■ **SET PROBLEM**:
Please quote the records from the line containing "Patent image size: (485, 449)." to the line containing "The wire electrode 1 is at (345, 237).", with both of those lines included and nothing else.

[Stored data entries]
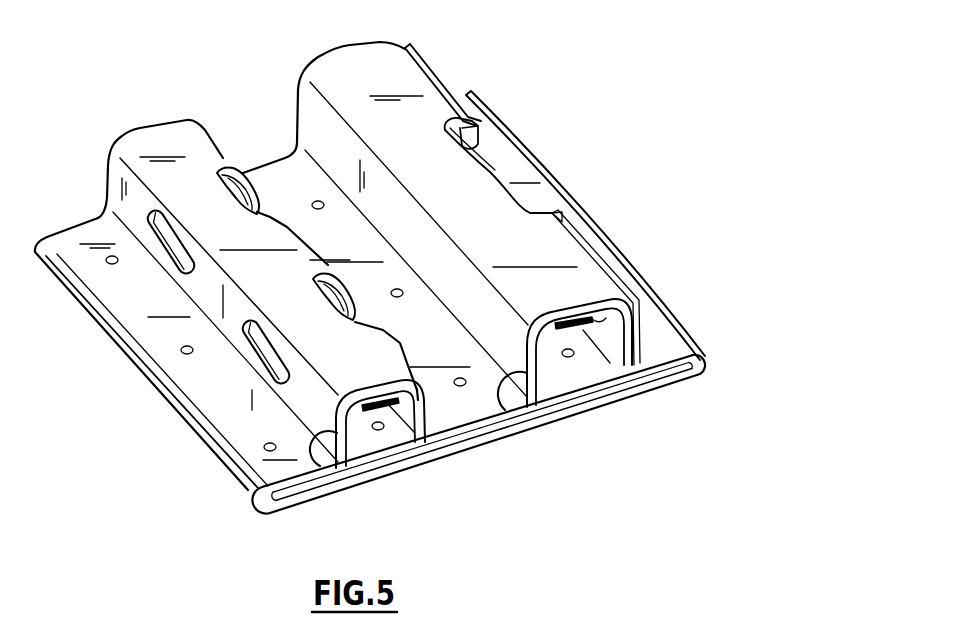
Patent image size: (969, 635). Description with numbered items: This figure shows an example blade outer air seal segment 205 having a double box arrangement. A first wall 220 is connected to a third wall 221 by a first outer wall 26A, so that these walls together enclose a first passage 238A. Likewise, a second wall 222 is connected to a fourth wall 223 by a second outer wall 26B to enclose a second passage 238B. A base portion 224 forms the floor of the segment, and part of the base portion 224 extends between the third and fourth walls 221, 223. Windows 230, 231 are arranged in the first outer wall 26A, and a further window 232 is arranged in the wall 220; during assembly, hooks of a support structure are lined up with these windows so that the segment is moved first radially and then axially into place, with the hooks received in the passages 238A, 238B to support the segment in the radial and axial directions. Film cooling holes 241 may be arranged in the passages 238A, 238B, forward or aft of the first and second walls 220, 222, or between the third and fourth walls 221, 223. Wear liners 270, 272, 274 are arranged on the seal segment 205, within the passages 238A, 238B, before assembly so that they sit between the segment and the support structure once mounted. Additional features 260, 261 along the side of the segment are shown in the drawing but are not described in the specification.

The BOAS segment 205 is at (566, 77).
The first rail section 26A is at (163, 147).
The second rail section 26B is at (358, 65).
The first wall 220 is at (336, 436).
The third wall 221 is at (460, 386).
The second wall 222 is at (632, 340).
The fourth wall 223 is at (525, 428).
The base portion 224 is at (432, 457).
The window 230 is at (350, 327).
The window 231 is at (231, 168).
The window 232 is at (493, 178).
The first passage 238A is at (378, 440).
The second passage 238B is at (590, 363).
The film cooling holes 241 is at (505, 430).
The second slot 260 is at (262, 345).
The first slot 261 is at (180, 254).
The wear liner 270 is at (600, 245).
The wear liner 272 is at (620, 310).
The wear liner 274 is at (410, 400).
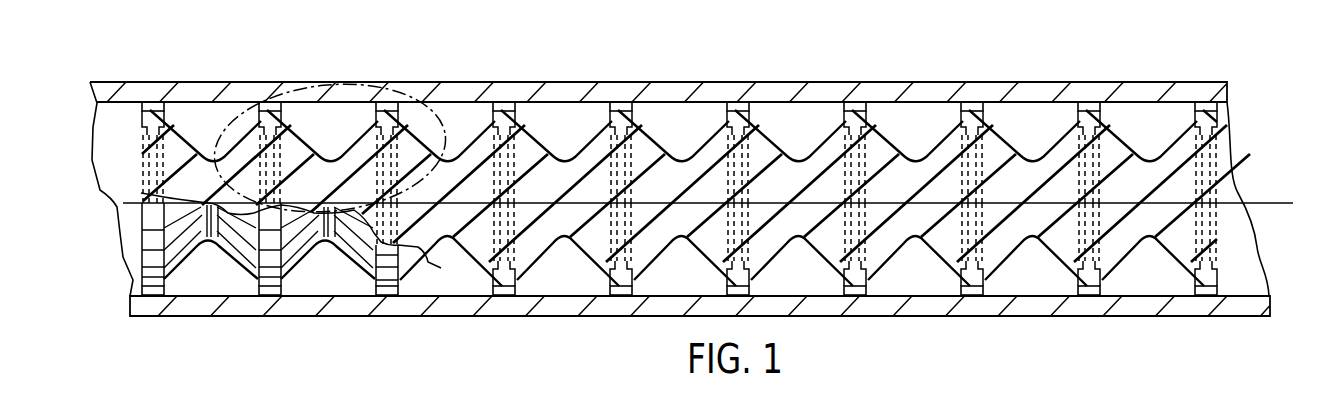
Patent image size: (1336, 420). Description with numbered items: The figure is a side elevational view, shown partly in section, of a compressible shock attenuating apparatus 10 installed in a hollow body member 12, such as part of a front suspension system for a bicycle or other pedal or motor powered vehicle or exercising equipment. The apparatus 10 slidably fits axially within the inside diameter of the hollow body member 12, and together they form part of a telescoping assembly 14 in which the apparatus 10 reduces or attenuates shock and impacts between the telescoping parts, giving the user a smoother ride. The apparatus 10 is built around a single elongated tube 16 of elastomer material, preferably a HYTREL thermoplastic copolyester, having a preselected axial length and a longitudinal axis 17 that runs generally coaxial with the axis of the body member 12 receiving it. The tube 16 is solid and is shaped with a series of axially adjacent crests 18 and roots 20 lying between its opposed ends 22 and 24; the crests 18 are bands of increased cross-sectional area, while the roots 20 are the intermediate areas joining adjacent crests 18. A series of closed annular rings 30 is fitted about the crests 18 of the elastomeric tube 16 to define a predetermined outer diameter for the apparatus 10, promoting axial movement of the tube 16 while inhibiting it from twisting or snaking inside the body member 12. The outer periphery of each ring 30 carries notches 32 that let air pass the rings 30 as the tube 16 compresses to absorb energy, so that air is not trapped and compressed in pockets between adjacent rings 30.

The shock attenuating apparatus 10 is at (1262, 132).
The hollow body member 12 is at (932, 88).
The telescoping assembly 14 is at (1089, 55).
The elongated tube 16 is at (923, 262).
The longitudinal axis 17 is at (428, 205).
The crests 18 is at (333, 117).
The roots 20 is at (565, 157).
The end 22 is at (143, 258).
The end 24 is at (1218, 229).
The closed annular rings 30 is at (737, 93).
The notches 32 is at (153, 103).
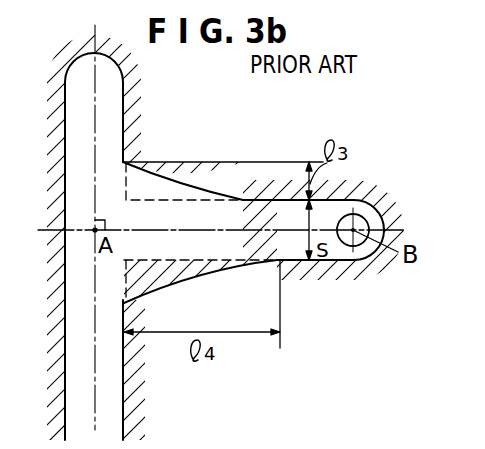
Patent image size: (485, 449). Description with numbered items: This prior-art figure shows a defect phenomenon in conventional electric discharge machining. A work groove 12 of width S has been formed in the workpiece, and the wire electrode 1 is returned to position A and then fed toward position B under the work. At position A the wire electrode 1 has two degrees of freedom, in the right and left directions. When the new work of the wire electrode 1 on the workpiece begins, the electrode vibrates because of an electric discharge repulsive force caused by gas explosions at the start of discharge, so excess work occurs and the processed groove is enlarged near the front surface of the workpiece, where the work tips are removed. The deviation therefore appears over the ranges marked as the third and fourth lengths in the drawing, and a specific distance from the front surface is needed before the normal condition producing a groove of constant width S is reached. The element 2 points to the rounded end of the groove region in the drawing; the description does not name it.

The work groove 12 is at (62, 317).
The runner channel 2 is at (366, 199).
The wire electrode 1 is at (345, 237).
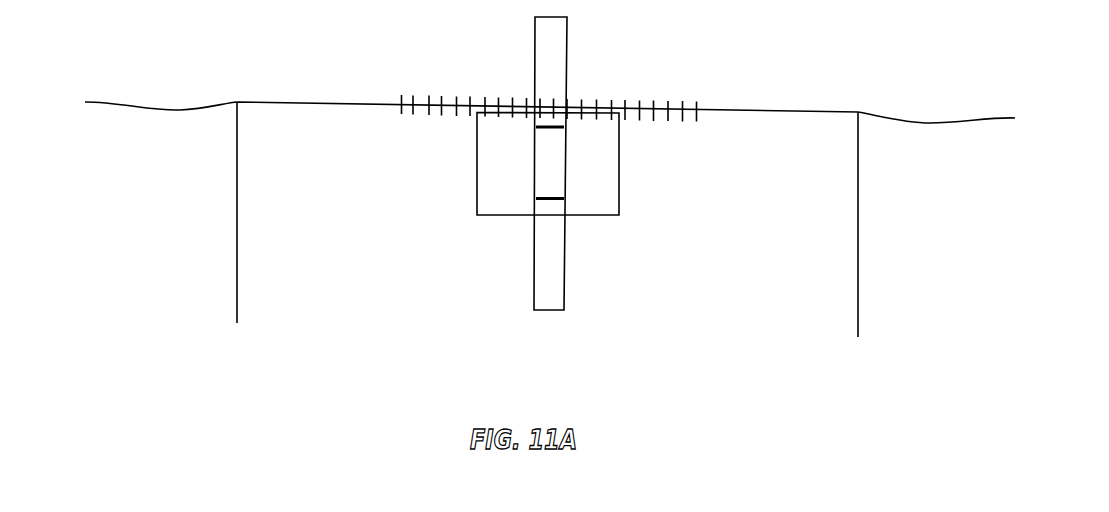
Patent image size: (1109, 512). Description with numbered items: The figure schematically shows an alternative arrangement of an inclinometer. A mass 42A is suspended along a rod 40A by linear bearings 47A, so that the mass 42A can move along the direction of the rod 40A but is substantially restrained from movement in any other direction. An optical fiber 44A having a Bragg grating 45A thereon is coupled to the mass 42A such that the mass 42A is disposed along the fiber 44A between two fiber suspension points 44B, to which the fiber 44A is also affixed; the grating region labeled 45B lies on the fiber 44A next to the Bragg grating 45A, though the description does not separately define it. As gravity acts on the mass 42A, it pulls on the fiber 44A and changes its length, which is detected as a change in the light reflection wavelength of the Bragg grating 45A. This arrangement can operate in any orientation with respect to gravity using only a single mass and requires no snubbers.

The rod 40A is at (568, 42).
The mass 42A is at (477, 162).
The optical fiber 44A is at (318, 100).
The fiber suspension points 44B is at (237, 217).
The Bragg grating 45A is at (669, 100).
The tick marks left 45B is at (429, 92).
The linear bearings 47A is at (565, 128).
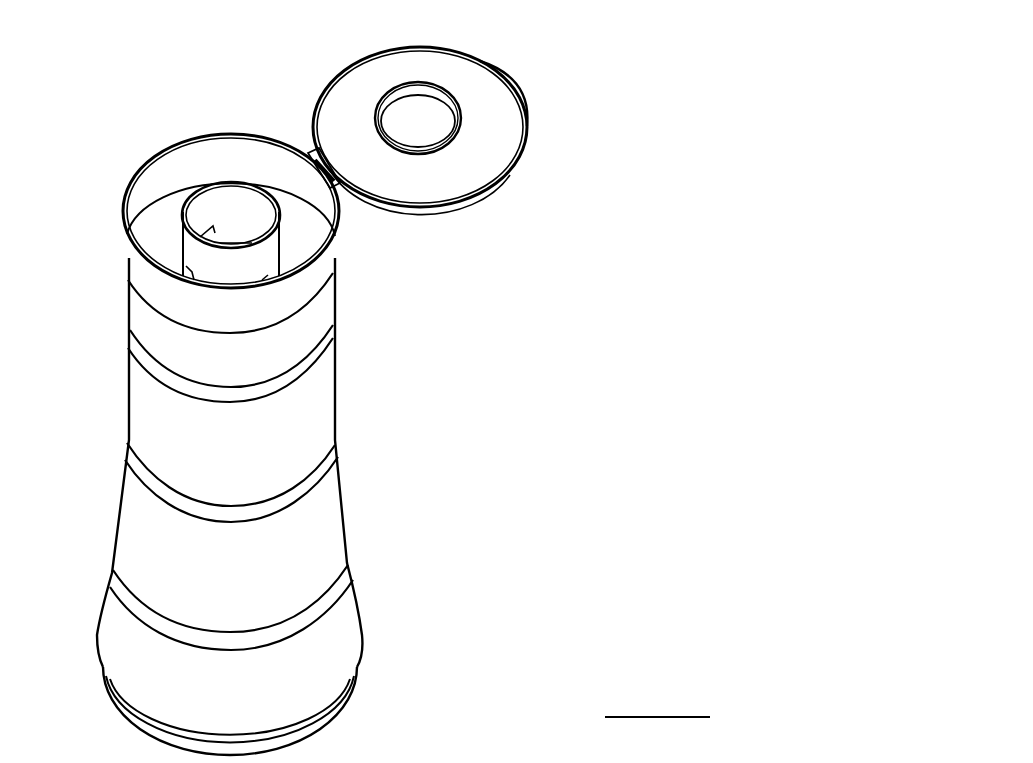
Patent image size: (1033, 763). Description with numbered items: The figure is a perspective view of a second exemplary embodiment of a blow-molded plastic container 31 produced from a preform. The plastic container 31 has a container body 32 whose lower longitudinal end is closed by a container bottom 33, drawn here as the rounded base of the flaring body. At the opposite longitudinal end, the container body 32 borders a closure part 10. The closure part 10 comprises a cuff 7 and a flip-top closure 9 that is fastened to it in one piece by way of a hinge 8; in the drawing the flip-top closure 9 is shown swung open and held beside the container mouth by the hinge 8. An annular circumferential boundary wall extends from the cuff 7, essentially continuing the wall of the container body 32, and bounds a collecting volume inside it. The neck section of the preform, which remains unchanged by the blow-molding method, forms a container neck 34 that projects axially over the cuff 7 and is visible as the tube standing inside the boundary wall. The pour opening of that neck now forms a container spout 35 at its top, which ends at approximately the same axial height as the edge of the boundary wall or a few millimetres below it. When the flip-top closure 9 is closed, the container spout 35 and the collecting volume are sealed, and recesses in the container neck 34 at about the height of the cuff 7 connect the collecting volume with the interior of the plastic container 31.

The closure part 10 is at (284, 104).
The cuff 7 is at (128, 262).
The hinge 8 is at (340, 188).
The flip-top closure 9 is at (527, 128).
The plastic container 31 is at (533, 328).
The container body 32 is at (340, 523).
The container bottom 33 is at (299, 742).
The container neck 34 is at (193, 257).
The container spout 35 is at (218, 214).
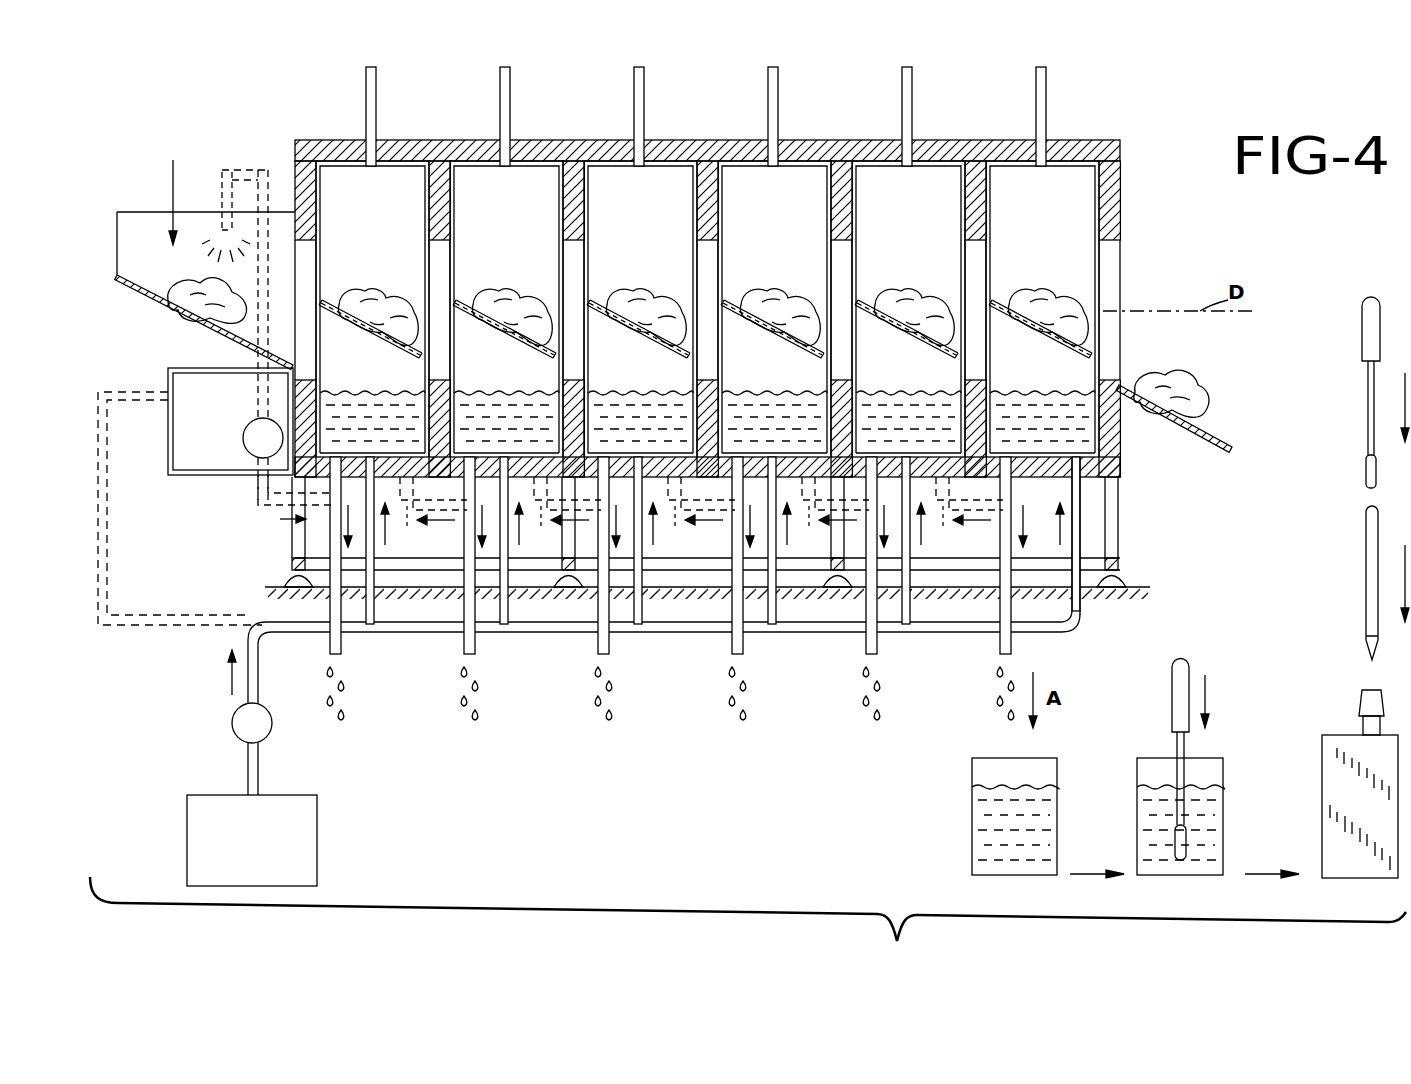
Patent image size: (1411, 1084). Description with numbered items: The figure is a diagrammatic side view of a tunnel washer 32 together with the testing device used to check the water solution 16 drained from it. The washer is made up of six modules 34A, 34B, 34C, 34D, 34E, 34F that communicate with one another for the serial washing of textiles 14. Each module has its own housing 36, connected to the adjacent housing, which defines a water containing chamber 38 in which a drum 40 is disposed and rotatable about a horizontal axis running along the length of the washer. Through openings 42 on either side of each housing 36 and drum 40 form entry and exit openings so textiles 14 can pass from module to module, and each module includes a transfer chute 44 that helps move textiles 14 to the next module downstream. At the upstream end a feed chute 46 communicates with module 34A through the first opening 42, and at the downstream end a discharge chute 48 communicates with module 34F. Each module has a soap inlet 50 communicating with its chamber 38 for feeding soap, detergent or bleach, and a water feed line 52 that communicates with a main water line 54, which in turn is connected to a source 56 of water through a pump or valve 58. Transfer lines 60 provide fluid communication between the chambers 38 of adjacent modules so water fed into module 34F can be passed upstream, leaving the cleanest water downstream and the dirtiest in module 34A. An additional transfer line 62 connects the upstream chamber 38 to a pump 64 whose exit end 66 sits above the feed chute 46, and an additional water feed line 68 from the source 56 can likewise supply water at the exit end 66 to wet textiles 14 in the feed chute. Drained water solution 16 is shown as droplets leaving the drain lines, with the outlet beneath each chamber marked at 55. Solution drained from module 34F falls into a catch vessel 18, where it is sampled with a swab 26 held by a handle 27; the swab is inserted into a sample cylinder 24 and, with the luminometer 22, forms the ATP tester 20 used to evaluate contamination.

■ **CORRECT ANSWER**:
Patent image size: (485, 449). Description with numbered items: This prior-art figure shows a defect phenomenon in conventional electric discharge machining. A work groove 12 of width S has been formed in the workpiece, and the wire electrode 1 is returned to position A and then fed toward position B under the work. At position A the wire electrode 1 has two degrees of freedom, in the right and left directions. When the new work of the wire electrode 1 on the workpiece begins, the electrode vibrates because of an electric discharge repulsive force caused by gas explosions at the start of discharge, so excess work occurs and the processed groove is enlarged near the front surface of the workpiece, where the work tips are removed. The deviation therefore appears over the ranges marked as the third and fourth lengths in the drawing, and a specific distance from the front surface is needed before the normal condition producing a groove of constant width S is reached. The element 2 points to the rounded end of the groove region in the drawing; the description does not name it.

The work groove 12 is at (62, 317).
The runner channel 2 is at (366, 199).
The wire electrode 1 is at (345, 237).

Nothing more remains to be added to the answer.